● **Directive**
Please print every record below exactly as it appears.

[Stored records]
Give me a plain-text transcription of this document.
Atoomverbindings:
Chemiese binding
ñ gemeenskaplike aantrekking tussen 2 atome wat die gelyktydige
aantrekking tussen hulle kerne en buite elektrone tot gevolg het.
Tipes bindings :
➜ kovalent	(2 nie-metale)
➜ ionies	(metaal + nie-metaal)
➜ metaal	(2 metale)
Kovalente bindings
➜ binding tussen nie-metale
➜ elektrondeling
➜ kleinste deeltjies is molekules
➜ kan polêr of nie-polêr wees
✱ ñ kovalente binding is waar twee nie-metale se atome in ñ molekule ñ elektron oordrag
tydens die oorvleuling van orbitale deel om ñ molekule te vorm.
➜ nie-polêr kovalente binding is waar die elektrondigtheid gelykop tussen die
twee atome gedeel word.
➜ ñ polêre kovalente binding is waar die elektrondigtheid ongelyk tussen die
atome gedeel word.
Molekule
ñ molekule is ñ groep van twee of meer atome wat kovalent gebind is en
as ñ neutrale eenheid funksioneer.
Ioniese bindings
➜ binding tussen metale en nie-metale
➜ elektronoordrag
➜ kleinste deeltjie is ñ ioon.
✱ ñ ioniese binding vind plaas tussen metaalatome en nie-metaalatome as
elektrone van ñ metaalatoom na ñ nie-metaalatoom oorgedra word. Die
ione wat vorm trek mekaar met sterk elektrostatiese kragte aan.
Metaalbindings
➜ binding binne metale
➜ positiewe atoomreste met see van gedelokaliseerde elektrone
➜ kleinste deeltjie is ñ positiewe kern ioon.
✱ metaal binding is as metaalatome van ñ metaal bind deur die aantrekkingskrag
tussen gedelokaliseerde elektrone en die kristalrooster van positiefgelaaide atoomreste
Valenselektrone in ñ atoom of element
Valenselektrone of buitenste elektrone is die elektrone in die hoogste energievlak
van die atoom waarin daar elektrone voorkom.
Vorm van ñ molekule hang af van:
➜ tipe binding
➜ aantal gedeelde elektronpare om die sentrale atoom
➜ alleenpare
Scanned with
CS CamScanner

● **Result of the exercise**
Give me a plain-text transcription of this document.
Atoomverbindings:
Chemiese binding
ñ gemeenskaplike aantrekking tussen 2 atome wat die gelyktydige
aantrekking tussen hulle kerne en buite elektrone tot gevolg het.
Tipes bindings :
➜ kovalent	(2 nie-metale)
➜ ionies	(metaal + nie-metaal)
➜ metaal	(2 metale)
Kovalente bindings
➜ binding tussen nie-metale
➜ elektrondeling
➜ kleinste deeltjies is molekules
➜ kan polêr of nie-polêr wees
✱ ñ kovalente binding is waar twee nie-metale se atome in ñ molekule ñ elektron oordrag
tydens die oorvleuling van orbitale deel om ñ molekule te vorm.
➜ nie-polêr kovalente binding is waar die elektrondigtheid gelykop tussen die
twee atome gedeel word.
➜ ñ polêre kovalente binding is waar die elektrondigtheid ongelyk tussen die
atome gedeel word.
Molekule
ñ molekule is ñ groep van twee of meer atome wat kovalent gebind is en
as ñ neutrale eenheid funksioneer.
Ioniese bindings
➜ binding tussen metale en nie-metale
➜ elektronoordrag
➜ kleinste deeltjie is ñ ioon.
✱ ñ ioniese binding vind plaas tussen metaalatome en nie-metaalatome as
elektrone van ñ metaalatoom na ñ nie-metaalatoom oorgedra word. Die
ione wat vorm trek mekaar met sterk elektrostatiese kragte aan.
Metaalbindings
➜ binding binne metale
➜ positiewe atoomreste met see van gedelokaliseerde elektrone
➜ kleinste deeltjie is ñ positiewe kern ioon.
✱ metaal binding is as metaalatome van ñ metaal bind deur die aantrekkingskrag
tussen gedelokaliseerde elektrone en die kristalrooster van positiefgelaaide atoomreste
Valenselektrone in ñ atoom of element
Valenselektrone of buitenste elektrone is die elektrone in die hoogste energievlak
van die atoom waarin daar elektrone voorkom.
Vorm van ñ molekule hang af van:
➜ tipe binding
➜ aantal gedeelde elektronpare om die sentrale atoom
➜ alleenpare
Scanned with
CS CamScanner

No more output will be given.